* **Data supplied**:
┌──

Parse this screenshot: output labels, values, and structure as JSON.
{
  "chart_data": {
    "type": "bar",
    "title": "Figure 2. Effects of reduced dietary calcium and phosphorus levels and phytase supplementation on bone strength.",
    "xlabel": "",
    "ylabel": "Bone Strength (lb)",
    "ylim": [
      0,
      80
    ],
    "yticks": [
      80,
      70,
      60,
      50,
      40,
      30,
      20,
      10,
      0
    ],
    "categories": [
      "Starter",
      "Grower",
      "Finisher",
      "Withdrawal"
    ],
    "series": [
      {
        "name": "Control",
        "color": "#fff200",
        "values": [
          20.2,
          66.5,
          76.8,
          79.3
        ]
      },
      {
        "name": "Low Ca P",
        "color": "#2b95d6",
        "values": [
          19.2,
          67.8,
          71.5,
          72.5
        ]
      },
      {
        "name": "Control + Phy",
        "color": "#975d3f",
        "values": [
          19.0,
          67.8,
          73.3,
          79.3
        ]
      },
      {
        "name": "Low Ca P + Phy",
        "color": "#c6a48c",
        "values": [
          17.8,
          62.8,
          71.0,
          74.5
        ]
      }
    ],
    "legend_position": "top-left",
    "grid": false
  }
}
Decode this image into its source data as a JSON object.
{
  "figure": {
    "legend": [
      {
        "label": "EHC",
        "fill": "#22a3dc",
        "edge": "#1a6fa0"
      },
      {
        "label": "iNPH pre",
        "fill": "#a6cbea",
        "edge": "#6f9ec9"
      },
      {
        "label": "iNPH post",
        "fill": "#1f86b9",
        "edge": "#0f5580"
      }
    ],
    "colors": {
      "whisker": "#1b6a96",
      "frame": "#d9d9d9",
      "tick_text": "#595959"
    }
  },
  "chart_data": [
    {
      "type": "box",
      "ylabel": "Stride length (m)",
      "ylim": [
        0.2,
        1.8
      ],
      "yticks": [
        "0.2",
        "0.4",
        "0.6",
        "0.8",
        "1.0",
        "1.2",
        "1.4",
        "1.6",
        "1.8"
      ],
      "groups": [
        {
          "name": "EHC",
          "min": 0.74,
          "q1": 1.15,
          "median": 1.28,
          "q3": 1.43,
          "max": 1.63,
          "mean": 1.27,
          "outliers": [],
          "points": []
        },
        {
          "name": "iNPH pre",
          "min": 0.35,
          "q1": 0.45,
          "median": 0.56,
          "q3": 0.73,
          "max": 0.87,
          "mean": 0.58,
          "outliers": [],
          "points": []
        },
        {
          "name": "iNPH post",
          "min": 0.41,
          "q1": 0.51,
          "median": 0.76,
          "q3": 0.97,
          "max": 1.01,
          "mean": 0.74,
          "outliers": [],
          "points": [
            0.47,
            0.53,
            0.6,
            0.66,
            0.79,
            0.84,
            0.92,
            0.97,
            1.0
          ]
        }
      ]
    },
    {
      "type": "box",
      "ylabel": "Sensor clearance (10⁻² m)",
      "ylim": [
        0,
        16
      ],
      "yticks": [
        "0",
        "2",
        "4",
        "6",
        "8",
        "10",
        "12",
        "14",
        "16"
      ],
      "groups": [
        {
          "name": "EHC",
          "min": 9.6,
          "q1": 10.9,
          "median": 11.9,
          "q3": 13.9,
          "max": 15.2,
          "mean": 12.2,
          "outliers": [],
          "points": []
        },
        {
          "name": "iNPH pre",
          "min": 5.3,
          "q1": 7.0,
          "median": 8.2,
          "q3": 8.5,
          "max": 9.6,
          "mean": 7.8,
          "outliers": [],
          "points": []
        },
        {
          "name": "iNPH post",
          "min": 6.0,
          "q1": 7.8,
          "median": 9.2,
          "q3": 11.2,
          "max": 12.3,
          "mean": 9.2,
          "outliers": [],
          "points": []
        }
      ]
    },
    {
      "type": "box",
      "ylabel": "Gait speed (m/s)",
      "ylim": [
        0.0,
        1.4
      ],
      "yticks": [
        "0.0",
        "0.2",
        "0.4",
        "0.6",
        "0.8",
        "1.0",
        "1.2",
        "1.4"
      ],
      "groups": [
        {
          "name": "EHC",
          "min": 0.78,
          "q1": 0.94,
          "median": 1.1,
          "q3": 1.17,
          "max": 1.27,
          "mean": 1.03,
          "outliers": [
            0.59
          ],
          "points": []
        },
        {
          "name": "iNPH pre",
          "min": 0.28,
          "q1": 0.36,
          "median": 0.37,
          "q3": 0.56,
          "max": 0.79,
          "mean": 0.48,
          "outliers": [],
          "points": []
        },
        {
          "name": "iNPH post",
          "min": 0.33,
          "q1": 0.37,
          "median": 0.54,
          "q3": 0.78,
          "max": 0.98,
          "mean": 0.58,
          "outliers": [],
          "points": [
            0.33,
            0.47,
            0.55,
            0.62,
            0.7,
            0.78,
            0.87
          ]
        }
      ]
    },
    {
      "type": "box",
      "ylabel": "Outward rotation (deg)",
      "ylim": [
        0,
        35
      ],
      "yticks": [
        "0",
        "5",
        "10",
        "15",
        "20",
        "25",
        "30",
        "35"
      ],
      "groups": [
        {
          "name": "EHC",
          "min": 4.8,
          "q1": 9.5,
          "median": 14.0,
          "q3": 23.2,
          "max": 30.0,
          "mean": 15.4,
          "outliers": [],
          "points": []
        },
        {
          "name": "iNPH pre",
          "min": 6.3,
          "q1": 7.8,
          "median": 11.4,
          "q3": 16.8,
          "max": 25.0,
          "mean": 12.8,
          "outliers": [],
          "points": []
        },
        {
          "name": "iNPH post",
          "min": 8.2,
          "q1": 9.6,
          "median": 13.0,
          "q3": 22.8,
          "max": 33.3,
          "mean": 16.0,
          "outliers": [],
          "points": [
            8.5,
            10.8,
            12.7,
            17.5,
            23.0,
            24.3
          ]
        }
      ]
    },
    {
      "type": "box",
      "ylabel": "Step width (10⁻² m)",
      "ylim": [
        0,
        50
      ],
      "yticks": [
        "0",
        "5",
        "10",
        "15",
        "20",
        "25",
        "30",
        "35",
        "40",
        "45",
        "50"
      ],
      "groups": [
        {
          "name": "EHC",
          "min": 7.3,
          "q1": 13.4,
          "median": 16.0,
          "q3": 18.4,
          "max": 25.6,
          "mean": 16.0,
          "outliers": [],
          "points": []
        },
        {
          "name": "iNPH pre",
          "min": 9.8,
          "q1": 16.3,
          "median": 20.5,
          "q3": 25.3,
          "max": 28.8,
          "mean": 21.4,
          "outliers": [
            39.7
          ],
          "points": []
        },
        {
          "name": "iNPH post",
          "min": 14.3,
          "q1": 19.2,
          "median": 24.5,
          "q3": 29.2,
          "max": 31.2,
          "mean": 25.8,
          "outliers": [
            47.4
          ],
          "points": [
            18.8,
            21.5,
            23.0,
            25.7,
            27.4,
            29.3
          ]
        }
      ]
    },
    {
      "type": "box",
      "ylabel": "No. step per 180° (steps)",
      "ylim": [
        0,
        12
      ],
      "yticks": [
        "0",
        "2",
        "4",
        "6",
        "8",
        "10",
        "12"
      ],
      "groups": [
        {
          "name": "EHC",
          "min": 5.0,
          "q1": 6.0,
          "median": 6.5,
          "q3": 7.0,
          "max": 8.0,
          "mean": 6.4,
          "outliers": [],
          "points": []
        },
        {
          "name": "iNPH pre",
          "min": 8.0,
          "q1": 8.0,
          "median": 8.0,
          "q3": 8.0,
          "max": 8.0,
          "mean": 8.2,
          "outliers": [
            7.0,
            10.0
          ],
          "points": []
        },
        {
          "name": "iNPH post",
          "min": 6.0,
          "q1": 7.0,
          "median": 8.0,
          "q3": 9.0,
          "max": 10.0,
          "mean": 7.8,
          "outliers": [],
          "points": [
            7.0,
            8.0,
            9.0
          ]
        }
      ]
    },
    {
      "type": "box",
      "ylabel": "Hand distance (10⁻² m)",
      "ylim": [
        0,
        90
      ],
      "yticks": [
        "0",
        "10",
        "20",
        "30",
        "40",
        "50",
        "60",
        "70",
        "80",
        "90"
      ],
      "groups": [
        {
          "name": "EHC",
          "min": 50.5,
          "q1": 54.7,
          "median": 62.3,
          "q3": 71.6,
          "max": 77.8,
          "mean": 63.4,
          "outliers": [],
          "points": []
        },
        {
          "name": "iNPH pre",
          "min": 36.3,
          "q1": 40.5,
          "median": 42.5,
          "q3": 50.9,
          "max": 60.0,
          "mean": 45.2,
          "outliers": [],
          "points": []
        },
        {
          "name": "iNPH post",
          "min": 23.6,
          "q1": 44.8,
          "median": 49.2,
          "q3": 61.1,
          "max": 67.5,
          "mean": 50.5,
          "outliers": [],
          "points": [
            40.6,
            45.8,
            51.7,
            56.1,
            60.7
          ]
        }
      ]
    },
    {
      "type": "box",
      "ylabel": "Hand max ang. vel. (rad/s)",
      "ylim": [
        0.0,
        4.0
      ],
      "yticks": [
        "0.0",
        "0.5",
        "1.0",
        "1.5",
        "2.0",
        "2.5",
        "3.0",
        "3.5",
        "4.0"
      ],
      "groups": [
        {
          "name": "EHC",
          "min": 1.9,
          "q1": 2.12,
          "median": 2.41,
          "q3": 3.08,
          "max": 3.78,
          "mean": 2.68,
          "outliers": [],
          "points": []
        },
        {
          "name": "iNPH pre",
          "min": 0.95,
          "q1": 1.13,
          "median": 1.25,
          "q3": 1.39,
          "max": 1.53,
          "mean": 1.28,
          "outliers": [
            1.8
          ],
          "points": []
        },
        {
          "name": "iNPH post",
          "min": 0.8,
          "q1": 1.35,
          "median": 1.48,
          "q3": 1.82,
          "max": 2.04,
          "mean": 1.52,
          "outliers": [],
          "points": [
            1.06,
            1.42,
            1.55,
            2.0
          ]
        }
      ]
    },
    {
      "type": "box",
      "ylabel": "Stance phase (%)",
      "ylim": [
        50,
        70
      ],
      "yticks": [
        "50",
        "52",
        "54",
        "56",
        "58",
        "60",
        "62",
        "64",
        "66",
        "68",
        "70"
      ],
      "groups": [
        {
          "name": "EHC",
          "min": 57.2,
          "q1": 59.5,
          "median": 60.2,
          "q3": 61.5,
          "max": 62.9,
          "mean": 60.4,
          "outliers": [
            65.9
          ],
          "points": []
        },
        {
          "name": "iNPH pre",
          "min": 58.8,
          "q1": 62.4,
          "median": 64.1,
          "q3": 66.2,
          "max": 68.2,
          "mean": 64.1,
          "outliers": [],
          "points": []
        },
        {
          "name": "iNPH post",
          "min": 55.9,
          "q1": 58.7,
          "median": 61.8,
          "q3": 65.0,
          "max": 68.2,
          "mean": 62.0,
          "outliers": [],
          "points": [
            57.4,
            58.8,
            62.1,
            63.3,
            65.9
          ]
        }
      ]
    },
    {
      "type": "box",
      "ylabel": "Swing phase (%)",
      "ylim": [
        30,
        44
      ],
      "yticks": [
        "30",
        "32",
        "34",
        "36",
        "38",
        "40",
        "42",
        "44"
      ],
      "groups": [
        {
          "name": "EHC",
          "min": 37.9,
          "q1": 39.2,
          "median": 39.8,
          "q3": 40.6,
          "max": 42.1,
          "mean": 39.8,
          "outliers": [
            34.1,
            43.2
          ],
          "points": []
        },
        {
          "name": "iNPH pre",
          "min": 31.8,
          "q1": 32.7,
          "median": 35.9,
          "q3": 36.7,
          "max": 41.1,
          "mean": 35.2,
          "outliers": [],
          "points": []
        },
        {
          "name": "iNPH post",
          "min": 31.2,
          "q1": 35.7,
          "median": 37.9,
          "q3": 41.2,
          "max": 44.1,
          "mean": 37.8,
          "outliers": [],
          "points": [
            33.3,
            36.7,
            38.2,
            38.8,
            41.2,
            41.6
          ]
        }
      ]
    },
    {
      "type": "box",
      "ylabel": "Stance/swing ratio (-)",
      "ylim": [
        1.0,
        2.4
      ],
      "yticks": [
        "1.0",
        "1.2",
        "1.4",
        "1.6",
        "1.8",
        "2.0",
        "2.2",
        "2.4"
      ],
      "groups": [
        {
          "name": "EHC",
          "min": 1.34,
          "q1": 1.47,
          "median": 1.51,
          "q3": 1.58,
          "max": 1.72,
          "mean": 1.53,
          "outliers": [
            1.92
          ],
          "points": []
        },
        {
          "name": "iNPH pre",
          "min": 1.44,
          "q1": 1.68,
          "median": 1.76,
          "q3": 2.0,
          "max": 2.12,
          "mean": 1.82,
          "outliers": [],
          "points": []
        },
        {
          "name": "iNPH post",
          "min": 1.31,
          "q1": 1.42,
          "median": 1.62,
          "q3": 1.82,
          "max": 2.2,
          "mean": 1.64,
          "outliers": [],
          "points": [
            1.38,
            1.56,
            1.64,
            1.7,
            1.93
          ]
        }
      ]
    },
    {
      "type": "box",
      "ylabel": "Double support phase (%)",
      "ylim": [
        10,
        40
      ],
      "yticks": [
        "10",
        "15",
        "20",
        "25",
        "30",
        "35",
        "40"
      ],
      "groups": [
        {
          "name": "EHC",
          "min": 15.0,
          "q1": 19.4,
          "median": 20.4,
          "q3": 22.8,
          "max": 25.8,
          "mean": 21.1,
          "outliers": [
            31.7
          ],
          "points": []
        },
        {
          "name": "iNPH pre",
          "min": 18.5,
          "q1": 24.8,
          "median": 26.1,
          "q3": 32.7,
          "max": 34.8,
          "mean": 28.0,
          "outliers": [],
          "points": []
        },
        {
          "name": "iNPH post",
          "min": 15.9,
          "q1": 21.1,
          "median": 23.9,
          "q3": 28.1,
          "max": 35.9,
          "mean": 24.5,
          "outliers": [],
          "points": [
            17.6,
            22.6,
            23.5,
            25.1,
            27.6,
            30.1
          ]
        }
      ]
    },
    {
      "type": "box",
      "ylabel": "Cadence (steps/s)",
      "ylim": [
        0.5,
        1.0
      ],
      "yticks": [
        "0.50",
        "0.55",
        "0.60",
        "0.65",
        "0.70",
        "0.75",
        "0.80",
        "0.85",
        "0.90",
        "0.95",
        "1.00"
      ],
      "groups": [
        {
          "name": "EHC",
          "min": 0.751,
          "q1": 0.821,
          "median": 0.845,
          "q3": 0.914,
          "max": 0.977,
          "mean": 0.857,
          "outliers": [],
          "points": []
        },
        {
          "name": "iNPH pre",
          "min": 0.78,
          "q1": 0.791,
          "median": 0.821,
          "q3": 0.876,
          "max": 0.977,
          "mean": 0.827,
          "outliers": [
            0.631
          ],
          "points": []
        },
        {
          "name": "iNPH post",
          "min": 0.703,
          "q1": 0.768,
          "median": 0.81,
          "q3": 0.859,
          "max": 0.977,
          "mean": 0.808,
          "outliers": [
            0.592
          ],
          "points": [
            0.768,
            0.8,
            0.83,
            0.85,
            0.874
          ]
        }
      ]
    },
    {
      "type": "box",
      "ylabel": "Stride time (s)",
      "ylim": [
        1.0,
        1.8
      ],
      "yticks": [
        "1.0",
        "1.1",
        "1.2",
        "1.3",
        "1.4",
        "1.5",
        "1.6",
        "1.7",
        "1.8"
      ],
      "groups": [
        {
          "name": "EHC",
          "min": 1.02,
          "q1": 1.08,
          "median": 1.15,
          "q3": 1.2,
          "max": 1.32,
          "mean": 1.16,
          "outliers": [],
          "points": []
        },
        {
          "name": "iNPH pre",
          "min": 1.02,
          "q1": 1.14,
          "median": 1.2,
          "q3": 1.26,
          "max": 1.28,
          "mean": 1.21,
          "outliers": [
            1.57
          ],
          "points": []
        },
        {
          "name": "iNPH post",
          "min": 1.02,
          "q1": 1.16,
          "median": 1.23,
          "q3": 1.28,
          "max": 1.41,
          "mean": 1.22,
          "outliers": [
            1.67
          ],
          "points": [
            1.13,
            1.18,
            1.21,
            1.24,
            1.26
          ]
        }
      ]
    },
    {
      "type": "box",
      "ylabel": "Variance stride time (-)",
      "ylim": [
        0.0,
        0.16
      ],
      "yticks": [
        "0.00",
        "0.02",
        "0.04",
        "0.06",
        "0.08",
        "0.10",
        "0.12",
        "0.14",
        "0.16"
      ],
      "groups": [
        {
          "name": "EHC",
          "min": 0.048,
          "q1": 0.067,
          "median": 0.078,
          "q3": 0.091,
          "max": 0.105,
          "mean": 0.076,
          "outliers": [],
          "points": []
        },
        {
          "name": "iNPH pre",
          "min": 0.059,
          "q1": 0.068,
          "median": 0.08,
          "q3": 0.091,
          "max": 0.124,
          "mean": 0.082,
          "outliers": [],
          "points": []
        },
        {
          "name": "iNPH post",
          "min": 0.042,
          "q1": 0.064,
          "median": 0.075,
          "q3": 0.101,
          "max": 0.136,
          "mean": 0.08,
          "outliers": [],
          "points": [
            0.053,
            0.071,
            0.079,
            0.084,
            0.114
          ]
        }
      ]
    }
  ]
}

└──

* **Goal**:
Copy down every line of the entries containing the word "steps".

* **In response**:
      "ylabel": "No. step per 180° (steps)",
      "ylabel": "Cadence (steps/s)",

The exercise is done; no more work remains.